**TO DO:** Turn the material into a numbered list, starting with its first line and going on through the line with "slice-label-ready: Ready —". Leave out any blank lines.

**RECORDS SUPPLIED:**
━━━━━━━━━━━━━━━━

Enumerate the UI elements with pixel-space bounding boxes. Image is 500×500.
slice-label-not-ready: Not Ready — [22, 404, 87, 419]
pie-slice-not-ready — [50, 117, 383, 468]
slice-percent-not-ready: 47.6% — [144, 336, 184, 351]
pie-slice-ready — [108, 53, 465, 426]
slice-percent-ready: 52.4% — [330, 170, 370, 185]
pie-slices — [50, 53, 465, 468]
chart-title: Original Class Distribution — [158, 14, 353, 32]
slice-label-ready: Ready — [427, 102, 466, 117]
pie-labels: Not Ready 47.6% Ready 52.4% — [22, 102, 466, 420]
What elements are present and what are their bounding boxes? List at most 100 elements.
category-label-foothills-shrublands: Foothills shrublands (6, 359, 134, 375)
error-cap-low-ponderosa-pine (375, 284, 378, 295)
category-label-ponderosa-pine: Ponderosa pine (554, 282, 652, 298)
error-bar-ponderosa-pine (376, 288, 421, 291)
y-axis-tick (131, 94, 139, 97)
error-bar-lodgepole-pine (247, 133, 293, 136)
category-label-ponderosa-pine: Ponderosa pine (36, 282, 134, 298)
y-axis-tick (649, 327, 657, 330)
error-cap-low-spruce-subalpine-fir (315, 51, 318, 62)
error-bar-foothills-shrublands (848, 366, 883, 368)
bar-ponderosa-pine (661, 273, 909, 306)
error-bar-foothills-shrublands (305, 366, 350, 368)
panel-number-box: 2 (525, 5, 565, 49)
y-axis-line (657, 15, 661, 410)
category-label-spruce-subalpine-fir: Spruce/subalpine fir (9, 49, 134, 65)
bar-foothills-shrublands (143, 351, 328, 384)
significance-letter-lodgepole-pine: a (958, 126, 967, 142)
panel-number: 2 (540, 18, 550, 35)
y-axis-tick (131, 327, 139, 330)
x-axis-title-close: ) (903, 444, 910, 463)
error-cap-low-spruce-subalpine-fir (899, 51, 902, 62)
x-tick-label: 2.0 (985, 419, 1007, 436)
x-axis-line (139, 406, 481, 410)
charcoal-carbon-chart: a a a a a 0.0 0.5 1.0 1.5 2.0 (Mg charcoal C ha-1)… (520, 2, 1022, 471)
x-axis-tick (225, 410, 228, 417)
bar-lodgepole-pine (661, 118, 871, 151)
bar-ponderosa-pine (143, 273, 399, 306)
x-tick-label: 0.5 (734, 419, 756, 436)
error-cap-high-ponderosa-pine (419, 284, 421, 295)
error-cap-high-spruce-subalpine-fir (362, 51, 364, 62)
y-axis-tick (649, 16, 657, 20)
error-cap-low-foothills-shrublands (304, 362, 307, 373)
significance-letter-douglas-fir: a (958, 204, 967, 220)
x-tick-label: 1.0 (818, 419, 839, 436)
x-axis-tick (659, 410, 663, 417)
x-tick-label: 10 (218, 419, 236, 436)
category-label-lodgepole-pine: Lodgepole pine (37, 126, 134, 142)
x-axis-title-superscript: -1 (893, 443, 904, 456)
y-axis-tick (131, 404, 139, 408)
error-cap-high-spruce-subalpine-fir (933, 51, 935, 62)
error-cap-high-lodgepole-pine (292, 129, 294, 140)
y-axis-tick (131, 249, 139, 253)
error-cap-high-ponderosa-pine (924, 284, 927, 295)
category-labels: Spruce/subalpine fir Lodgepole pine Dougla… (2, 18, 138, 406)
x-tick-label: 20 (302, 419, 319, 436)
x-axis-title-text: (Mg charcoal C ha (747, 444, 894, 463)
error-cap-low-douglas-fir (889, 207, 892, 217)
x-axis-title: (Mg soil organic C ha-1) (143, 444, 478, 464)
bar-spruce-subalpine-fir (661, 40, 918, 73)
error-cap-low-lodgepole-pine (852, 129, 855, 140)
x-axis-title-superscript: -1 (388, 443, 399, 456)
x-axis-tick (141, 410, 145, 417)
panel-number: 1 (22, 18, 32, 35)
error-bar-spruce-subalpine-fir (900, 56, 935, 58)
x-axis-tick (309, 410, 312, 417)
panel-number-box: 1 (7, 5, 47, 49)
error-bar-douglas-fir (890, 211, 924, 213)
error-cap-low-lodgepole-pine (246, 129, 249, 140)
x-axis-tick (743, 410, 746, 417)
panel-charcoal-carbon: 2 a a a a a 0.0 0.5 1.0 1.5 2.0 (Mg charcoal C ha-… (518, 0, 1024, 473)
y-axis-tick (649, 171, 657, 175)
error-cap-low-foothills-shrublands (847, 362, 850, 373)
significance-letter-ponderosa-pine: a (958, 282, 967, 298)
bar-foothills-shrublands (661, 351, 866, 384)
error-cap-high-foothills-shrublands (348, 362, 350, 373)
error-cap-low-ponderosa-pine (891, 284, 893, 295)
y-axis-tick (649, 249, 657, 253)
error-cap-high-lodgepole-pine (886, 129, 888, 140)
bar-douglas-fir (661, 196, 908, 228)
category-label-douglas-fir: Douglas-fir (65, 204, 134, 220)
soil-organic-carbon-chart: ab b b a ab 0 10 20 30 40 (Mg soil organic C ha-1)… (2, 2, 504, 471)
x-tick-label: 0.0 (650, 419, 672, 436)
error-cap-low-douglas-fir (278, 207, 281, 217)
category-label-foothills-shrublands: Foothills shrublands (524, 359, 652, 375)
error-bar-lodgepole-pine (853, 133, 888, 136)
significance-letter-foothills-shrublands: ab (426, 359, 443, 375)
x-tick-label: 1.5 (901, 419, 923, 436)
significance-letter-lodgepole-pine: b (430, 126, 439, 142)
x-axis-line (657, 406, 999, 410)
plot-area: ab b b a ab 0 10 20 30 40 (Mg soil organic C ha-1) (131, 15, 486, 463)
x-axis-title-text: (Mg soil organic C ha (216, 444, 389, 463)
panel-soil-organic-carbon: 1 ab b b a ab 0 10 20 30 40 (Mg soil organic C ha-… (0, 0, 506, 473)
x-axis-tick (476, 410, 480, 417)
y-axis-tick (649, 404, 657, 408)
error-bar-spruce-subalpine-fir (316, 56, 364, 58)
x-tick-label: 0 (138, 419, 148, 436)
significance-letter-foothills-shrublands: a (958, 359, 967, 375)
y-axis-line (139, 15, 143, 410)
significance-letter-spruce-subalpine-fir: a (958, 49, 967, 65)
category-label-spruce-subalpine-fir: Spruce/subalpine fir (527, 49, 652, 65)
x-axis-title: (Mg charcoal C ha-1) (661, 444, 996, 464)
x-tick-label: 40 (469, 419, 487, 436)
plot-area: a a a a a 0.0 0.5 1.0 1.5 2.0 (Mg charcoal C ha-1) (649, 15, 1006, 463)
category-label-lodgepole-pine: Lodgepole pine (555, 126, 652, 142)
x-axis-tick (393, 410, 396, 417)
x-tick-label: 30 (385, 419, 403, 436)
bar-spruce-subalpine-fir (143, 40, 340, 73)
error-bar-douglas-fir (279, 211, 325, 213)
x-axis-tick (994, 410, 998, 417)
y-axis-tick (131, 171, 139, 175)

━━━━━━━━━━━━━━━━

**EXERCISE RESULT:**
1. Enumerate the UI elements with pixel-space bounding boxes. Image is 500×500.
2. slice-label-not-ready: Not Ready — [22, 404, 87, 419]
3. pie-slice-not-ready — [50, 117, 383, 468]
4. slice-percent-not-ready: 47.6% — [144, 336, 184, 351]
5. pie-slice-ready — [108, 53, 465, 426]
6. slice-percent-ready: 52.4% — [330, 170, 370, 185]
7. pie-slices — [50, 53, 465, 468]
8. chart-title: Original Class Distribution — [158, 14, 353, 32]
9. slice-label-ready: Ready — [427, 102, 466, 117]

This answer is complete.